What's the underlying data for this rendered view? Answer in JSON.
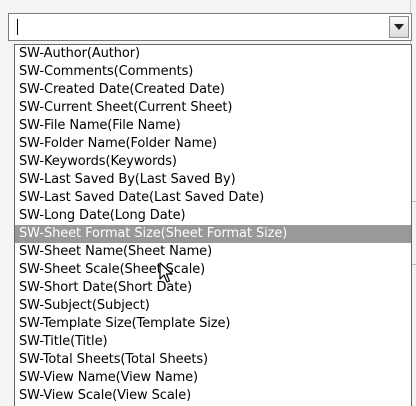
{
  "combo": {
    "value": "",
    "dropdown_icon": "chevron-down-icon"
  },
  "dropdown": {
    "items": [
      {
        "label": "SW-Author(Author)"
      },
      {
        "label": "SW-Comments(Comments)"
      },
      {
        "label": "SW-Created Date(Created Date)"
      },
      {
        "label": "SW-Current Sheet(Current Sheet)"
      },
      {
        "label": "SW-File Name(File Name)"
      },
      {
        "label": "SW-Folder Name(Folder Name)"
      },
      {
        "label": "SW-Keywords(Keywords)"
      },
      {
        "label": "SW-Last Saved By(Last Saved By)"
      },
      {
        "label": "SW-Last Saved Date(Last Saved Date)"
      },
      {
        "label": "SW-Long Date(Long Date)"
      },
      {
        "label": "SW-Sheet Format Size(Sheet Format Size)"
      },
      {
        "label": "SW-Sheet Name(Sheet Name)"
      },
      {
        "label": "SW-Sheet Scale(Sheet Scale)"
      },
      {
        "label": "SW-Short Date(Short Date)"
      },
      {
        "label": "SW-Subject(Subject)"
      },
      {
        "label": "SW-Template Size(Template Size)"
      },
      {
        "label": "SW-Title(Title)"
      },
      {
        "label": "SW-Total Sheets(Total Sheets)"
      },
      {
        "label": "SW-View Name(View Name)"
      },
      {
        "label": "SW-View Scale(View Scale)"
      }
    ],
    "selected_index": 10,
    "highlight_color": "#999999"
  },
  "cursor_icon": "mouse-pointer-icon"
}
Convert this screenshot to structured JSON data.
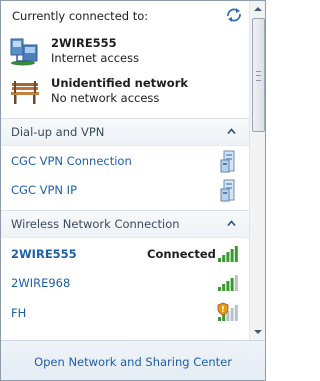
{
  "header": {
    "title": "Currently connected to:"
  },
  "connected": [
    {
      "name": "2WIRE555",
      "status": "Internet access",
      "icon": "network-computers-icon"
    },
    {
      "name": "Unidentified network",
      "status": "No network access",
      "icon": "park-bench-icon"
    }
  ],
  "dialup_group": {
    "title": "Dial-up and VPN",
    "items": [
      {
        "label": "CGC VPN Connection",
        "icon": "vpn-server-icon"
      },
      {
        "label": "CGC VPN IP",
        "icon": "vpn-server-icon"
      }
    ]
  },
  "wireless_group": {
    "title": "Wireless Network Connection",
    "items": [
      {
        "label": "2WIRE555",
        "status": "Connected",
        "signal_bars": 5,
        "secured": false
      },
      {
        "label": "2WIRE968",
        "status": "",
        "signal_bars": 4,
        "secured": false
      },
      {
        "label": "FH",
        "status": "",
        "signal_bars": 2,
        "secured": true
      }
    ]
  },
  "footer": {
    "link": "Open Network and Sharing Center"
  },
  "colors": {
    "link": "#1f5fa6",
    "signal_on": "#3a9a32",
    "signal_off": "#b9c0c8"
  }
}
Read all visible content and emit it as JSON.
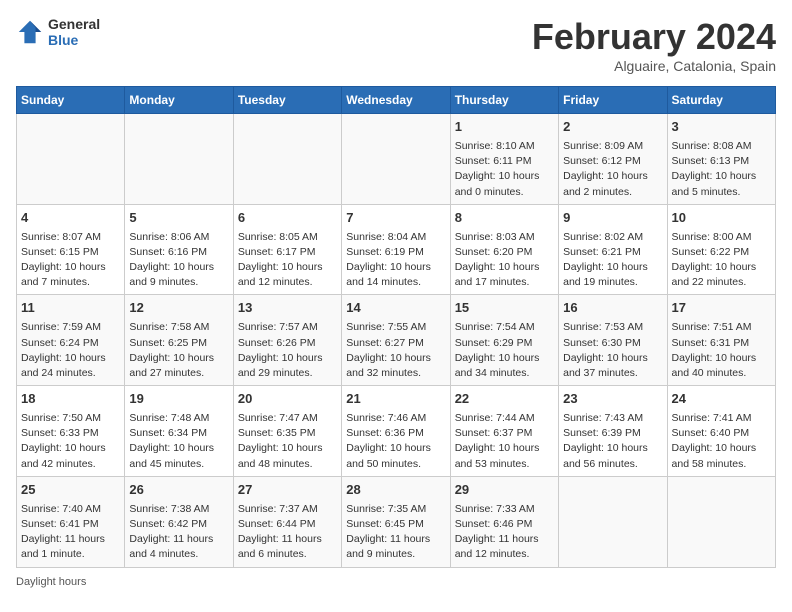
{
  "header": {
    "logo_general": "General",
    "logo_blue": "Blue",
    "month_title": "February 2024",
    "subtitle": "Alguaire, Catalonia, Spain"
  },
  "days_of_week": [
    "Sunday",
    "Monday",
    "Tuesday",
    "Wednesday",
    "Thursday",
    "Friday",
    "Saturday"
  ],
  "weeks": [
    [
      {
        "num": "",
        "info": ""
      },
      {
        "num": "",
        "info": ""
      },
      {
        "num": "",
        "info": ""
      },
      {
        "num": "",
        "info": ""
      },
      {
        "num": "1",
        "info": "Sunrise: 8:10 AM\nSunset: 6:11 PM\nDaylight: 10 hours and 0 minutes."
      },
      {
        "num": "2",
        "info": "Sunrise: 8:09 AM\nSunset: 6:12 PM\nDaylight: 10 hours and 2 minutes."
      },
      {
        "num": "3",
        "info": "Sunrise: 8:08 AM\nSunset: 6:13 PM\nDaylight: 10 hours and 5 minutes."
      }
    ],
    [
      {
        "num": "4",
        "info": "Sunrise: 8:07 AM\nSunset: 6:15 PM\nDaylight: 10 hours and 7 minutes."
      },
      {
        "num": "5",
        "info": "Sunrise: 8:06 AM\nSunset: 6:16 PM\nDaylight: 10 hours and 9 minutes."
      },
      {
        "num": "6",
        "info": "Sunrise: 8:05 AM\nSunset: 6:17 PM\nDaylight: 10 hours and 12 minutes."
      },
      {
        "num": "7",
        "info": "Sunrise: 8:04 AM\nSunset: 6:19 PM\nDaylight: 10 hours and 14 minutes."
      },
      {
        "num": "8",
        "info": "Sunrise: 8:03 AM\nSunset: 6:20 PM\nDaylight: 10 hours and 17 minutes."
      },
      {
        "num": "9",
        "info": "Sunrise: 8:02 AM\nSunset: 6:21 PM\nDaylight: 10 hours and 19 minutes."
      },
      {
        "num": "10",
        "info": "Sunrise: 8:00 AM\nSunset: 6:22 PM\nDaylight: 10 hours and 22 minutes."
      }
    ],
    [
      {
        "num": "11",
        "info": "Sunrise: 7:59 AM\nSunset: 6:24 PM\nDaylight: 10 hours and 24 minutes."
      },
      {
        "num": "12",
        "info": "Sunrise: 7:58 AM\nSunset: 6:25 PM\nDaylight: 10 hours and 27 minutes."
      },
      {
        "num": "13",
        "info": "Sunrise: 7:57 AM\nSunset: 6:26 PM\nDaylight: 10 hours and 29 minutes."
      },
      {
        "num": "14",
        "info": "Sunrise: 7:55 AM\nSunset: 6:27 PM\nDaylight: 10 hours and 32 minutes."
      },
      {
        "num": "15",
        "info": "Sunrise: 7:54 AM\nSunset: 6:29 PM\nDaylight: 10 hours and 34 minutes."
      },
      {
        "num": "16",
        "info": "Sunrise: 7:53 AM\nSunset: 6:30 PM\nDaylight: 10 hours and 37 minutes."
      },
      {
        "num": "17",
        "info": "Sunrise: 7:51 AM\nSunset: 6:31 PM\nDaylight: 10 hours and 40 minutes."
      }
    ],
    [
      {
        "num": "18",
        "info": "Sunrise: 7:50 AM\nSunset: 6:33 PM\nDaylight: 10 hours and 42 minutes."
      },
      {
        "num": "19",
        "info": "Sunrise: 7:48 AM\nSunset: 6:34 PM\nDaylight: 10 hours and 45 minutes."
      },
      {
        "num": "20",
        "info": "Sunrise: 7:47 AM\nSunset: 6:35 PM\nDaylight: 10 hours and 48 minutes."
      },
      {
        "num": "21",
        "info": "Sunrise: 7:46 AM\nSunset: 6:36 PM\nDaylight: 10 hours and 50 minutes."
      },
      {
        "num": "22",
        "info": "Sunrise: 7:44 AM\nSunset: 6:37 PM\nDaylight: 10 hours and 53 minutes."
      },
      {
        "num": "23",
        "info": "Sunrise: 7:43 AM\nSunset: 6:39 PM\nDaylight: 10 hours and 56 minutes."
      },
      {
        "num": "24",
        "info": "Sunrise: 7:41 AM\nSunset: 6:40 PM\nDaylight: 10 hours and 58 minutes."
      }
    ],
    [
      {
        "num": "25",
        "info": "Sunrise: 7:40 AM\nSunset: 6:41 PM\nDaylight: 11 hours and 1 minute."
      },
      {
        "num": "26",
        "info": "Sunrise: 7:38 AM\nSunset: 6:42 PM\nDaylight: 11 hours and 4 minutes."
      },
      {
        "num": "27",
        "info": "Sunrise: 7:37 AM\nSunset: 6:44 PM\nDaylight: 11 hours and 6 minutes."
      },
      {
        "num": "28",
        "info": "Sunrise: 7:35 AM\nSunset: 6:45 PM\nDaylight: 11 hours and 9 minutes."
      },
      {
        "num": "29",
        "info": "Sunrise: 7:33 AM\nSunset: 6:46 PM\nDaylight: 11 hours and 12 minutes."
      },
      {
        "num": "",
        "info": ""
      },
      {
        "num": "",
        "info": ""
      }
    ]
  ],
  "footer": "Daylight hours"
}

Problem:
Please list every line of the records that contains "link".

Solution to the problem:
    "link": "Open Network and Sharing Center"
    "link": "#1f5fa6",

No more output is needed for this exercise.